*** Given records
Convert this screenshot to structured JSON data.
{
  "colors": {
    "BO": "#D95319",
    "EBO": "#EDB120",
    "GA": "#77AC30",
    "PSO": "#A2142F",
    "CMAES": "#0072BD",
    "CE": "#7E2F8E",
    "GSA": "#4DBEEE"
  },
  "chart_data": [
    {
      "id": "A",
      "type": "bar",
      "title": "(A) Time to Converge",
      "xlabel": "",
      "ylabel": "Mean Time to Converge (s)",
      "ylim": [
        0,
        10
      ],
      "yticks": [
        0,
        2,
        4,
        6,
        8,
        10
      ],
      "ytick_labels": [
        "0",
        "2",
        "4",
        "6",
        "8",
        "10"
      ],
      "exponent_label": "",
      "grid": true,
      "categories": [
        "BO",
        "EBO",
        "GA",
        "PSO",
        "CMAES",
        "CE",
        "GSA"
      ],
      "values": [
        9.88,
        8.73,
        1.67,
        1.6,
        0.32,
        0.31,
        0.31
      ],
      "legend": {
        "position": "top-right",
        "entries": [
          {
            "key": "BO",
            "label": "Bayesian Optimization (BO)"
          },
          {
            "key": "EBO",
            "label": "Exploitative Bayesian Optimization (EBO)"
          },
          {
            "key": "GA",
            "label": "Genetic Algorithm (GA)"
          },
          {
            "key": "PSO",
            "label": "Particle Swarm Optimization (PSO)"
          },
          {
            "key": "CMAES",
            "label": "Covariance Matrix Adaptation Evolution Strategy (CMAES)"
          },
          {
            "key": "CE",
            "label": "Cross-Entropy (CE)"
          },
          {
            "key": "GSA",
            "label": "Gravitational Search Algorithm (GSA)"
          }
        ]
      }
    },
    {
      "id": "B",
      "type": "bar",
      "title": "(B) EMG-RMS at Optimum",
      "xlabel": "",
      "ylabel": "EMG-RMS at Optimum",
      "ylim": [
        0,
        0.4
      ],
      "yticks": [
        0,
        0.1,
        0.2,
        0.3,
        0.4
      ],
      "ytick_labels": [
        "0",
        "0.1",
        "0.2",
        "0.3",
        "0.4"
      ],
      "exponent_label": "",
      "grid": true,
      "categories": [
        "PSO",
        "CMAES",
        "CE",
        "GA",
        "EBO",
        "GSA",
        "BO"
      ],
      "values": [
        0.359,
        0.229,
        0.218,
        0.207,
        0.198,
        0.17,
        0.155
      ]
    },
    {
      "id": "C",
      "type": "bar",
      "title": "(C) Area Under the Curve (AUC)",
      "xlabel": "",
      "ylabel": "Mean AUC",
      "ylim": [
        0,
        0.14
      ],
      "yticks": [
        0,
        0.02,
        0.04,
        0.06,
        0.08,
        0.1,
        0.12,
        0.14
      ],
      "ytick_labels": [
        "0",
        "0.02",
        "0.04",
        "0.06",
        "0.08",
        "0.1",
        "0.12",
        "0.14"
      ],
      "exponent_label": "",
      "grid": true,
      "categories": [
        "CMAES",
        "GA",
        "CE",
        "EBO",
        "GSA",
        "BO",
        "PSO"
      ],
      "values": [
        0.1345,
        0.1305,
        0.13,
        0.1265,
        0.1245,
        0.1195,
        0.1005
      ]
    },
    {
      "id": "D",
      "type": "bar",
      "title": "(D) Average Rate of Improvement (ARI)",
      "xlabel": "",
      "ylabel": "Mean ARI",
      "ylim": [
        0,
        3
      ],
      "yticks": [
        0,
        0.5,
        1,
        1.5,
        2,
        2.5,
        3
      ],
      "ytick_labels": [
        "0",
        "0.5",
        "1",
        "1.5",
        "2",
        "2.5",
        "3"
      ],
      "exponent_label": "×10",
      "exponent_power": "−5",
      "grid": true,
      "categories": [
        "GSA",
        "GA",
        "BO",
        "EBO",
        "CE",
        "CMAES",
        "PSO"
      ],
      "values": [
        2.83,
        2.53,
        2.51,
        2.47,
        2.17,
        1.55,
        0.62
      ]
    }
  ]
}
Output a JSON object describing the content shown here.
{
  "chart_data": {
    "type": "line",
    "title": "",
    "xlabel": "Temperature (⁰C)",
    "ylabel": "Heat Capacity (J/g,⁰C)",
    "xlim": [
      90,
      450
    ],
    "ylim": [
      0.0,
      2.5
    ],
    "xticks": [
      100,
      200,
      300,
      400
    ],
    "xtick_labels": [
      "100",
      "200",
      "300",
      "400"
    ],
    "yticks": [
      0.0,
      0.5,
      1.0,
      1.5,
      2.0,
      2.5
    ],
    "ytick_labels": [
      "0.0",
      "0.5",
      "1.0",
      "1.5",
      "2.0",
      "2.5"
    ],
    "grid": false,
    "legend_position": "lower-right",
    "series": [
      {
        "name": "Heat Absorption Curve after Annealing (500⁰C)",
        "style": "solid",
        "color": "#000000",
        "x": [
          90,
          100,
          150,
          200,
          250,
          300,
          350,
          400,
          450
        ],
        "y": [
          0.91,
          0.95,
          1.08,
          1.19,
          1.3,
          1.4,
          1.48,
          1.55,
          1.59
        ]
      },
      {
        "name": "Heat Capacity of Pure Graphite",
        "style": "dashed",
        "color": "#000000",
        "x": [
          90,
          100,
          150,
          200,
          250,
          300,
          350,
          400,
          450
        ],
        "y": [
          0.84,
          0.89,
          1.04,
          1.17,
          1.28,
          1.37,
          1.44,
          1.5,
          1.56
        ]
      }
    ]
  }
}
******
(Goal) Each record should come back exactly as written.

(Solution to the problem)
Convert this screenshot to structured JSON data.
{
  "colors": {
    "BO": "#D95319",
    "EBO": "#EDB120",
    "GA": "#77AC30",
    "PSO": "#A2142F",
    "CMAES": "#0072BD",
    "CE": "#7E2F8E",
    "GSA": "#4DBEEE"
  },
  "chart_data": [
    {
      "id": "A",
      "type": "bar",
      "title": "(A) Time to Converge",
      "xlabel": "",
      "ylabel": "Mean Time to Converge (s)",
      "ylim": [
        0,
        10
      ],
      "yticks": [
        0,
        2,
        4,
        6,
        8,
        10
      ],
      "ytick_labels": [
        "0",
        "2",
        "4",
        "6",
        "8",
        "10"
      ],
      "exponent_label": "",
      "grid": true,
      "categories": [
        "BO",
        "EBO",
        "GA",
        "PSO",
        "CMAES",
        "CE",
        "GSA"
      ],
      "values": [
        9.88,
        8.73,
        1.67,
        1.6,
        0.32,
        0.31,
        0.31
      ],
      "legend": {
        "position": "top-right",
        "entries": [
          {
            "key": "BO",
            "label": "Bayesian Optimization (BO)"
          },
          {
            "key": "EBO",
            "label": "Exploitative Bayesian Optimization (EBO)"
          },
          {
            "key": "GA",
            "label": "Genetic Algorithm (GA)"
          },
          {
            "key": "PSO",
            "label": "Particle Swarm Optimization (PSO)"
          },
          {
            "key": "CMAES",
            "label": "Covariance Matrix Adaptation Evolution Strategy (CMAES)"
          },
          {
            "key": "CE",
            "label": "Cross-Entropy (CE)"
          },
          {
            "key": "GSA",
            "label": "Gravitational Search Algorithm (GSA)"
          }
        ]
      }
    },
    {
      "id": "B",
      "type": "bar",
      "title": "(B) EMG-RMS at Optimum",
      "xlabel": "",
      "ylabel": "EMG-RMS at Optimum",
      "ylim": [
        0,
        0.4
      ],
      "yticks": [
        0,
        0.1,
        0.2,
        0.3,
        0.4
      ],
      "ytick_labels": [
        "0",
        "0.1",
        "0.2",
        "0.3",
        "0.4"
      ],
      "exponent_label": "",
      "grid": true,
      "categories": [
        "PSO",
        "CMAES",
        "CE",
        "GA",
        "EBO",
        "GSA",
        "BO"
      ],
      "values": [
        0.359,
        0.229,
        0.218,
        0.207,
        0.198,
        0.17,
        0.155
      ]
    },
    {
      "id": "C",
      "type": "bar",
      "title": "(C) Area Under the Curve (AUC)",
      "xlabel": "",
      "ylabel": "Mean AUC",
      "ylim": [
        0,
        0.14
      ],
      "yticks": [
        0,
        0.02,
        0.04,
        0.06,
        0.08,
        0.1,
        0.12,
        0.14
      ],
      "ytick_labels": [
        "0",
        "0.02",
        "0.04",
        "0.06",
        "0.08",
        "0.1",
        "0.12",
        "0.14"
      ],
      "exponent_label": "",
      "grid": true,
      "categories": [
        "CMAES",
        "GA",
        "CE",
        "EBO",
        "GSA",
        "BO",
        "PSO"
      ],
      "values": [
        0.1345,
        0.1305,
        0.13,
        0.1265,
        0.1245,
        0.1195,
        0.1005
      ]
    },
    {
      "id": "D",
      "type": "bar",
      "title": "(D) Average Rate of Improvement (ARI)",
      "xlabel": "",
      "ylabel": "Mean ARI",
      "ylim": [
        0,
        3
      ],
      "yticks": [
        0,
        0.5,
        1,
        1.5,
        2,
        2.5,
        3
      ],
      "ytick_labels": [
        "0",
        "0.5",
        "1",
        "1.5",
        "2",
        "2.5",
        "3"
      ],
      "exponent_label": "×10",
      "exponent_power": "−5",
      "grid": true,
      "categories": [
        "GSA",
        "GA",
        "BO",
        "EBO",
        "CE",
        "CMAES",
        "PSO"
      ],
      "values": [
        2.83,
        2.53,
        2.51,
        2.47,
        2.17,
        1.55,
        0.62
      ]
    }
  ]
}
Output a JSON object describing the content shown here.
{
  "chart_data": {
    "type": "line",
    "title": "",
    "xlabel": "Temperature (⁰C)",
    "ylabel": "Heat Capacity (J/g,⁰C)",
    "xlim": [
      90,
      450
    ],
    "ylim": [
      0.0,
      2.5
    ],
    "xticks": [
      100,
      200,
      300,
      400
    ],
    "xtick_labels": [
      "100",
      "200",
      "300",
      "400"
    ],
    "yticks": [
      0.0,
      0.5,
      1.0,
      1.5,
      2.0,
      2.5
    ],
    "ytick_labels": [
      "0.0",
      "0.5",
      "1.0",
      "1.5",
      "2.0",
      "2.5"
    ],
    "grid": false,
    "legend_position": "lower-right",
    "series": [
      {
        "name": "Heat Absorption Curve after Annealing (500⁰C)",
        "style": "solid",
        "color": "#000000",
        "x": [
          90,
          100,
          150,
          200,
          250,
          300,
          350,
          400,
          450
        ],
        "y": [
          0.91,
          0.95,
          1.08,
          1.19,
          1.3,
          1.4,
          1.48,
          1.55,
          1.59
        ]
      },
      {
        "name": "Heat Capacity of Pure Graphite",
        "style": "dashed",
        "color": "#000000",
        "x": [
          90,
          100,
          150,
          200,
          250,
          300,
          350,
          400,
          450
        ],
        "y": [
          0.84,
          0.89,
          1.04,
          1.17,
          1.28,
          1.37,
          1.44,
          1.5,
          1.56
        ]
      }
    ]
  }
}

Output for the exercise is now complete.